**Text**

•••••

Bioinformatics databases: queries in natural language
Author
Prof. Kurt Stockinger
Zurich University of Applied Sciences, University of Lausanne and SIB Swiss Institute of Bioinformatics
Interview with the principal investigator of this NRP75 project.
What was the aim of your project?
Rapid advances in DNA sequencing are transforming biosciences into a highly data-intensive discipline. Vast quantities of bioinformatics data are stored in complex databases which are built on powerful technologies, but also demand a great deal of background information technology expertise when it comes to retrieval. New search technologies are needed to efficiently analyse dozens of bioinformatics databases. The aim of your project was to develop novel Google-like search options that allow researchers to query databases intuitively and concentrate on scientific questions.
Results?
Before the Bio-SODA project started, accessing the major bioinformatics databases required end users to be proficient in the query language SPARQL and to know the underlying structure of the databases. Since most end users did not have sufficient skills, they could not effectively query the troves of information sources or needed help from a few specialists to access their data. This process was both time consuming and inefficient since precious time of researchers was spent on data wrangling rather than pursuing scientific research.
The Bio-SODA project successfully laid the foundations for applying the developed system and the research approach well beyond life sciences. For instance, Bio-SODA is now also applied in the project INODE – Intelligent Open Data Exploration (www.inode-project.eu) – funded by the European Union’s Horizon 2020 programme. The goal of Bio-SODA in INODE is to enable natural language querying across datasets from three different scientific domains, namely Cancer Biomarker Research, Research and Innovation Policy Making, and Astrophysics.
Three main messages
1) Digitalisation efforts across all fields of knowledge have advanced rapidly in recent years. However, to achieve the full potential of digitalisation – empowering domain experts to routinely extract insights and scientific findings from big data – we have to improve data sharing and integration, and user-friendly interfaces to query this data.
2) The Bio-SODA project has shown how bioinformatics datasets from traditionally disconnected fields of comparative genomics can be made interoperable. The project illustrated through real-world use cases the benefits of data integration in enabling more powerful semantic queries than previously possible.
3) Bio-SODA made a significant contribution in talking to databases almost as if to a human by enabling intuitive natural language access to complex bioinformatics databases – while also highlighting the considerable potential for further improvement when it comes to performing complex queries across multiple resources.

•••••

(Bounding box prediction data)
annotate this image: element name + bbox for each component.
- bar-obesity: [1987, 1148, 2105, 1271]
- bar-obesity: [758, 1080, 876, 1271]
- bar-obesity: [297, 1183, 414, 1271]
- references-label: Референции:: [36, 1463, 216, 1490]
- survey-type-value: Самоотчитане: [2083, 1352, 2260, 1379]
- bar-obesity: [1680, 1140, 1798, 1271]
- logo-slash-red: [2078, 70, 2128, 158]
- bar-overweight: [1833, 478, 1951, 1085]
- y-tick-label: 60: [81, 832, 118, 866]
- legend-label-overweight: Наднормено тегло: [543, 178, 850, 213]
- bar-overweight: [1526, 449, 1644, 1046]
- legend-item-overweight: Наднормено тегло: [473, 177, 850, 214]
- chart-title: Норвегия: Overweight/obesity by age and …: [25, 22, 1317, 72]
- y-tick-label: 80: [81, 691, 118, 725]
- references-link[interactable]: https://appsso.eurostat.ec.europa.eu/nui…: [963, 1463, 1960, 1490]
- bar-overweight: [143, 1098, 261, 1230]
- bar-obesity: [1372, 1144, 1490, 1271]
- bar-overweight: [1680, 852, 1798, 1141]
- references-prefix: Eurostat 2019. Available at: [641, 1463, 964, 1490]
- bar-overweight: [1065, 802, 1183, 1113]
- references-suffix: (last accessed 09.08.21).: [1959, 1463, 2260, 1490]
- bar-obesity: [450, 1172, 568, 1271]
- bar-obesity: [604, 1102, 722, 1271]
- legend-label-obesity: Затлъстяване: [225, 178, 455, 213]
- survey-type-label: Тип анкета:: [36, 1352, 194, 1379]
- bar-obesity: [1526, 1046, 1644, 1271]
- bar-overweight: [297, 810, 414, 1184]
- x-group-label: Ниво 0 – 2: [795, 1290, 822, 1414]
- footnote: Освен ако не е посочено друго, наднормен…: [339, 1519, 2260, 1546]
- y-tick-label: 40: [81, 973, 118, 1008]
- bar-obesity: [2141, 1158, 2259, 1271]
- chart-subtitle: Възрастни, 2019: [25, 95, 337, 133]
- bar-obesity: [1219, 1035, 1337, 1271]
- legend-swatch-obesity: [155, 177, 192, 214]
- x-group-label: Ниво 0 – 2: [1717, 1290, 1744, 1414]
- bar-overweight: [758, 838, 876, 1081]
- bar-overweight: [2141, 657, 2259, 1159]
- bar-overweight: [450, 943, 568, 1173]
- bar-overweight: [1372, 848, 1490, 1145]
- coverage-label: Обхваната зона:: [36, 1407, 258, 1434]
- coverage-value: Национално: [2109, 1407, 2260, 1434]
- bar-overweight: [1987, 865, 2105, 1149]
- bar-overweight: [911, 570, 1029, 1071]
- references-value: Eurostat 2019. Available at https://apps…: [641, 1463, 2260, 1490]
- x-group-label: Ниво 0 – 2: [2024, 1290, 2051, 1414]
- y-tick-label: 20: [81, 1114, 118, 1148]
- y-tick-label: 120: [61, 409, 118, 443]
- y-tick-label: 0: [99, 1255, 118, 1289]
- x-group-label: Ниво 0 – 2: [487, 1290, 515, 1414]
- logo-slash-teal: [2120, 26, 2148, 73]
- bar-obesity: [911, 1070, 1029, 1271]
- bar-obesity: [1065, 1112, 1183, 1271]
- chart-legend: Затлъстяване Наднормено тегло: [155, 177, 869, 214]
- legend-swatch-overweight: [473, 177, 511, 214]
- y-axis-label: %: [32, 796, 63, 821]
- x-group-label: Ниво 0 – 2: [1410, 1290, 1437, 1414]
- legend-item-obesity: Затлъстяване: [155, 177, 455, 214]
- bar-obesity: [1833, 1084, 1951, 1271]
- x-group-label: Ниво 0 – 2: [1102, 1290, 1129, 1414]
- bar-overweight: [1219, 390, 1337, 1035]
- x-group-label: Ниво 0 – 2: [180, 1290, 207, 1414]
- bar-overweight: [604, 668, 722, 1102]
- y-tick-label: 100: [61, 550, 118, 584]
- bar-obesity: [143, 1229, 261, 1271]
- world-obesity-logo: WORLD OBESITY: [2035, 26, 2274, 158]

•••••

**Task details**
In the interview on natural-language queries of bioinformatics databases, what query language did end users need to know to access the major databases before the Bio-SODA project started?

**Solution**
SPARQL